• **Work to complete**: Below are the records; pull every line that includes "Bianchi".

• **Data to use**:
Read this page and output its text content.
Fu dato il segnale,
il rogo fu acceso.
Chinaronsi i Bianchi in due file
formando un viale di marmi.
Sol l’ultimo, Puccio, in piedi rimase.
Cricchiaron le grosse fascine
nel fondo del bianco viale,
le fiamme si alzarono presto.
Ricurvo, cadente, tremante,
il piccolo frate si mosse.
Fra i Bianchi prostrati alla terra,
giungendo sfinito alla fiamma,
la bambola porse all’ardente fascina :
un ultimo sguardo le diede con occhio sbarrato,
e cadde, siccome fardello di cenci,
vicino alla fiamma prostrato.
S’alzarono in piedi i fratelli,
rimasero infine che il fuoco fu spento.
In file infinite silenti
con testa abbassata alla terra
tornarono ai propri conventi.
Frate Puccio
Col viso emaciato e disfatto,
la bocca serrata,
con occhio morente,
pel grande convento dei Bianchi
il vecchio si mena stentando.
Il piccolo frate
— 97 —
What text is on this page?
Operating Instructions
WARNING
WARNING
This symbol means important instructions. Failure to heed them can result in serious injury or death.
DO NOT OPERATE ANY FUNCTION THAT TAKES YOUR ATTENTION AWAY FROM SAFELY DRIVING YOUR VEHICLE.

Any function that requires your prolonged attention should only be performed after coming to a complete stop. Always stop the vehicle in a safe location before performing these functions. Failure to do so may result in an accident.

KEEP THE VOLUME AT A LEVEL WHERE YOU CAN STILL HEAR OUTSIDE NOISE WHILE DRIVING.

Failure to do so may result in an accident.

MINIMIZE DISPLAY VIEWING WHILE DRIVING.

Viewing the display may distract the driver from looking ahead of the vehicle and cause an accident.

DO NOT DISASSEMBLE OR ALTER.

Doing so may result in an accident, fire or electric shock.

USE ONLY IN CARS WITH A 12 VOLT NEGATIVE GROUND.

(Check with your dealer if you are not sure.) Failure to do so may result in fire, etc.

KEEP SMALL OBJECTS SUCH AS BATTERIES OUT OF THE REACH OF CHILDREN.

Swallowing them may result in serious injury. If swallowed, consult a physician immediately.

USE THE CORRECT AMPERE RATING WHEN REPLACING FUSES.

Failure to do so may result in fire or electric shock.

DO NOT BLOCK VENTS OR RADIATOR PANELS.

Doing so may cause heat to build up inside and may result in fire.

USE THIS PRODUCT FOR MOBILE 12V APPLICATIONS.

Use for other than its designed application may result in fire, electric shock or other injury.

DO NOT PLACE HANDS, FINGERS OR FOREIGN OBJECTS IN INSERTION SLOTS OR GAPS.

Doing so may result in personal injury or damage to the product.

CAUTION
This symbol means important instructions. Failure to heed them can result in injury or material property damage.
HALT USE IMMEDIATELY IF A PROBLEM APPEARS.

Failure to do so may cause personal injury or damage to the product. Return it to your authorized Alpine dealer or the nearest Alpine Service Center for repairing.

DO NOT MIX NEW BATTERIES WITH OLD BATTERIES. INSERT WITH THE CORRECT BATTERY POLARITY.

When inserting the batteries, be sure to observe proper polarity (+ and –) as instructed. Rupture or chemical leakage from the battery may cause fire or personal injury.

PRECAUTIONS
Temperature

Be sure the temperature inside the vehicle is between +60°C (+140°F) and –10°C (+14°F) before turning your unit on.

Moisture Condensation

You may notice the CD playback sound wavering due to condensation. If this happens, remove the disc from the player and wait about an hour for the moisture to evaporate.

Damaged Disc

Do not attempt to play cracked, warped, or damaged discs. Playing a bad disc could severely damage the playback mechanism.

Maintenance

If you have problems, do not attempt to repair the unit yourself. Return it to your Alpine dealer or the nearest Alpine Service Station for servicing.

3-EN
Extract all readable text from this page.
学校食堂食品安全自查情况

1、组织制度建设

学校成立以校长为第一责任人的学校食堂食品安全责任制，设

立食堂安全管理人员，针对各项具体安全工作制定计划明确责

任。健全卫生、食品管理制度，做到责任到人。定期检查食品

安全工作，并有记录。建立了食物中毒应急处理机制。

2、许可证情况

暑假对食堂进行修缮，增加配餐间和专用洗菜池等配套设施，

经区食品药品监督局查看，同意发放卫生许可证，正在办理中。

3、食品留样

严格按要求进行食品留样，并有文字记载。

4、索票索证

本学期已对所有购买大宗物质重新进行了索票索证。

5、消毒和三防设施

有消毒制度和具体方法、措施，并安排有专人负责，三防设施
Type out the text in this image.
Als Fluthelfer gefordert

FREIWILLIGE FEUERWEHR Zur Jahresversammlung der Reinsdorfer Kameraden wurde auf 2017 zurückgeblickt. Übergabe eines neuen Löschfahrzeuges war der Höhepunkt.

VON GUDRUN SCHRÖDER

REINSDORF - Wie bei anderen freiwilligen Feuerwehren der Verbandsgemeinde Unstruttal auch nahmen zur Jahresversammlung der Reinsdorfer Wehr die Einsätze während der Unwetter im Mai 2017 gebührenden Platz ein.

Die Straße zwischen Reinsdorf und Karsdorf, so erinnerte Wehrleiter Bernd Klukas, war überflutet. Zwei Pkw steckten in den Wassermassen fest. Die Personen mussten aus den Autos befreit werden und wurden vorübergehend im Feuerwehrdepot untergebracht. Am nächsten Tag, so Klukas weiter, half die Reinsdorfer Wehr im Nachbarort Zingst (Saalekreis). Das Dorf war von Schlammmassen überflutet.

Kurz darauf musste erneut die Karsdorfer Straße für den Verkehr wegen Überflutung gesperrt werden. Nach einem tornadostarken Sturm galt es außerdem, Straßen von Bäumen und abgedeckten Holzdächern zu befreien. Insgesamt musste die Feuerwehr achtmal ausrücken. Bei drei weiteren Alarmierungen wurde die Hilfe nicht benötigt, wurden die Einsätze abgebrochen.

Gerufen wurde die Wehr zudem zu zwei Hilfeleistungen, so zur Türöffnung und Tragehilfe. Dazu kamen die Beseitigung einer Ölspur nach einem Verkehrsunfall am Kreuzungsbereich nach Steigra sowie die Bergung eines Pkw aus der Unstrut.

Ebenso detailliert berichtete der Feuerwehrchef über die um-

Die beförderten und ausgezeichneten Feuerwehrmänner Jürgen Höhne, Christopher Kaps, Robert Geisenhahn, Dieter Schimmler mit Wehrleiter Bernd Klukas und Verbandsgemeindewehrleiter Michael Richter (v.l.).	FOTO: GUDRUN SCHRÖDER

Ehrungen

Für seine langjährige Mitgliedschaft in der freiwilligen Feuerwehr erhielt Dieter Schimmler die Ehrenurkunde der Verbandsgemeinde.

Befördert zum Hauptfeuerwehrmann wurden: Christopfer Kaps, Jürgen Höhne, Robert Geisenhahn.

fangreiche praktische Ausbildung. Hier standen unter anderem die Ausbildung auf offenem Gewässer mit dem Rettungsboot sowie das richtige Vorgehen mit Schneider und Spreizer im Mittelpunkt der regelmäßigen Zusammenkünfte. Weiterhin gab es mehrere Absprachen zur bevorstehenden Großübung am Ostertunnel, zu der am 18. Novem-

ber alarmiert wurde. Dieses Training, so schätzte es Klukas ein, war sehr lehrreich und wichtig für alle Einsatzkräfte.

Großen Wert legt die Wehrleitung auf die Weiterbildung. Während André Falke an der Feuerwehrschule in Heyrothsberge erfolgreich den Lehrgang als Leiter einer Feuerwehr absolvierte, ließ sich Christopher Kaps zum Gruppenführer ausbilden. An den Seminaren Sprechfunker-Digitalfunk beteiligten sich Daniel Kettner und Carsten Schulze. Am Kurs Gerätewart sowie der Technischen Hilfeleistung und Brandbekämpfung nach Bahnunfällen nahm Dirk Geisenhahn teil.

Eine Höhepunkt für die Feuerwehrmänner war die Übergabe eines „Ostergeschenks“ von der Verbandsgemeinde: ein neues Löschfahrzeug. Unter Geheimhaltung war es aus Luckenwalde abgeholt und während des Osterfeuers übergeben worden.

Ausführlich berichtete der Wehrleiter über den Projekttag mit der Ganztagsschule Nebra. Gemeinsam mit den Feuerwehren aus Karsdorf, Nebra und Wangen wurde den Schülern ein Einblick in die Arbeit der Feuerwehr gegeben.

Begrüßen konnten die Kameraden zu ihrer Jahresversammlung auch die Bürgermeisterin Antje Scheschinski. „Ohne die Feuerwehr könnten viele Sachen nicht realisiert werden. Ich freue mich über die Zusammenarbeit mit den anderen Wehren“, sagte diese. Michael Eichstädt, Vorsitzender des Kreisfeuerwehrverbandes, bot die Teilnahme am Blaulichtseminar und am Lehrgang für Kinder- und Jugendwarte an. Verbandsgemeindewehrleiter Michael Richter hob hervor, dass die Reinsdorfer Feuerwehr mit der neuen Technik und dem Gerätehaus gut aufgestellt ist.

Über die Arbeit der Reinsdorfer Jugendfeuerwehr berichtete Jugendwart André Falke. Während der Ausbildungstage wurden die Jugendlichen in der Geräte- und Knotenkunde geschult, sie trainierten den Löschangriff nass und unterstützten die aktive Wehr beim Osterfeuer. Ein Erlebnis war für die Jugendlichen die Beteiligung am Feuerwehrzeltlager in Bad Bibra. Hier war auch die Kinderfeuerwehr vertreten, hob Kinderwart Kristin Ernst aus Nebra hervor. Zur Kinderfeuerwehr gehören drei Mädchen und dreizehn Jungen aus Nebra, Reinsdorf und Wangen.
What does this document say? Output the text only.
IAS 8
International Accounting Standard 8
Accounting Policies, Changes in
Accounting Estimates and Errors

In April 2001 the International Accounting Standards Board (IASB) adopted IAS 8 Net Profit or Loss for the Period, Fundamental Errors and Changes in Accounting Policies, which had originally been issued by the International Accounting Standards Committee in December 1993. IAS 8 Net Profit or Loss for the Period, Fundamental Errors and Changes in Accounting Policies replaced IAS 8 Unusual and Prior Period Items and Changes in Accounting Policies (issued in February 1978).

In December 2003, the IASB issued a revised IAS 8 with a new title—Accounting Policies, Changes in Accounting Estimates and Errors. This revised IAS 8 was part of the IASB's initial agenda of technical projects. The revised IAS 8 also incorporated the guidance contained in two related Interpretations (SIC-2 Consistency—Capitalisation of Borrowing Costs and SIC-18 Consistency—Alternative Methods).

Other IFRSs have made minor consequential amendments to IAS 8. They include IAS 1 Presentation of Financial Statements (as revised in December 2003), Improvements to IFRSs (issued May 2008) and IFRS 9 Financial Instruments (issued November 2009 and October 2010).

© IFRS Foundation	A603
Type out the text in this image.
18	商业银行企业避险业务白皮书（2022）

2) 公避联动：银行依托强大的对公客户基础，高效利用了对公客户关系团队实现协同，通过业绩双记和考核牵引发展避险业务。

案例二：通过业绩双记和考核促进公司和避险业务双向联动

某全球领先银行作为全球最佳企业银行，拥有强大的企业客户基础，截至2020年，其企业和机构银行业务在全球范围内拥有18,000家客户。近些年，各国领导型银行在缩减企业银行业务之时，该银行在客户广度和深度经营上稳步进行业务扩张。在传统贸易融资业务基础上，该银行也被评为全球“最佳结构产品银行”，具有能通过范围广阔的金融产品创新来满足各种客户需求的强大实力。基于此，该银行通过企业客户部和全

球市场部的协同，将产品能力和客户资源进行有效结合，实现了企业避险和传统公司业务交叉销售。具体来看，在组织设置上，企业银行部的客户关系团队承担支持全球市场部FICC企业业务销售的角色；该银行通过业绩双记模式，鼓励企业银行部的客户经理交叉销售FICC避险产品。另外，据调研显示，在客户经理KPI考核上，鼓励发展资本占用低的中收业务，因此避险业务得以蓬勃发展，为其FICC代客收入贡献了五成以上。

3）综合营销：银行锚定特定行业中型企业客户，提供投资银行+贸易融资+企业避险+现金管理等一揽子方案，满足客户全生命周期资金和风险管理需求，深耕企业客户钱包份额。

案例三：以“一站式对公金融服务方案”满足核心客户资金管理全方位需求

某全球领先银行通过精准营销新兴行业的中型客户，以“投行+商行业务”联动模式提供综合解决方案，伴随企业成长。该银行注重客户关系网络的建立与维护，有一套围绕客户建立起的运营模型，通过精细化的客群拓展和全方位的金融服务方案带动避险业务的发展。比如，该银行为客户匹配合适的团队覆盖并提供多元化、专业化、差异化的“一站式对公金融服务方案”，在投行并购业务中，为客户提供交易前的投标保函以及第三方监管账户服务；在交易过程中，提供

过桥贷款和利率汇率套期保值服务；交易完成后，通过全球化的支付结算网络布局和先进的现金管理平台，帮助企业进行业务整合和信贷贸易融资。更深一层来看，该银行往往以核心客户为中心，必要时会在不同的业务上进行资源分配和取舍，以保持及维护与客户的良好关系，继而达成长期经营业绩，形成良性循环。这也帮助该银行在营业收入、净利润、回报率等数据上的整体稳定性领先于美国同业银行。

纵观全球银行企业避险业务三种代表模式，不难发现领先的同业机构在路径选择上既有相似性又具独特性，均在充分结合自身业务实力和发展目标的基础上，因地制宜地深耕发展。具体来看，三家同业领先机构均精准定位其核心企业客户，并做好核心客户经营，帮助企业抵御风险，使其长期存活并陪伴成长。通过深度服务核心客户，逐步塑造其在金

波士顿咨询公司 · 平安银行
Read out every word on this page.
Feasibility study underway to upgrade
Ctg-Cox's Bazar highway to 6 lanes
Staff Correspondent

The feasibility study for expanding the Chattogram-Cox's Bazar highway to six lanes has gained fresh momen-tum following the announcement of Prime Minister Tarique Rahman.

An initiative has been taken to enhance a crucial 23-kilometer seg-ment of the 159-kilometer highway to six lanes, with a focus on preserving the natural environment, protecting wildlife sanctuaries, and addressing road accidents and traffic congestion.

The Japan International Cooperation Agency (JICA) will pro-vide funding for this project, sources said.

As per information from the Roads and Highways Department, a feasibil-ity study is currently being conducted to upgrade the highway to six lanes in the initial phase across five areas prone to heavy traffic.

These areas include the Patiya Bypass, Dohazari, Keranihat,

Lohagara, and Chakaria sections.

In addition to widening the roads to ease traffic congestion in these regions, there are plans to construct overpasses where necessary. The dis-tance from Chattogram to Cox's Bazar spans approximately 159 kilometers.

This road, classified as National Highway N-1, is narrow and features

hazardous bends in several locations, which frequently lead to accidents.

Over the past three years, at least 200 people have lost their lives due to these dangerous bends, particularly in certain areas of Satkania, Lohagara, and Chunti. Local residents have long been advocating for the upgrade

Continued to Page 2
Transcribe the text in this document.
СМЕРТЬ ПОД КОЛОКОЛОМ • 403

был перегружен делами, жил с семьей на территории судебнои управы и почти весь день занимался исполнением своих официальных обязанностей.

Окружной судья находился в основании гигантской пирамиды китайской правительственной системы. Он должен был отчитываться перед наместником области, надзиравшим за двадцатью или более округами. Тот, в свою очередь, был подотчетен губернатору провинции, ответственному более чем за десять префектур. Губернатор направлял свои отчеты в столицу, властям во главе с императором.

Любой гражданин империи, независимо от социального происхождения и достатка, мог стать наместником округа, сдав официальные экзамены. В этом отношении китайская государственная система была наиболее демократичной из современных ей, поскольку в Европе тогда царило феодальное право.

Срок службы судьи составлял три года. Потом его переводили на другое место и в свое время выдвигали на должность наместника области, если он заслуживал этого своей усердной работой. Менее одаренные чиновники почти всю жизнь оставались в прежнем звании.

• **The answer**:
Chinaronsi i Bianchi in due file
Fra i Bianchi prostrati alla terra,
pel grande convento dei Bianchi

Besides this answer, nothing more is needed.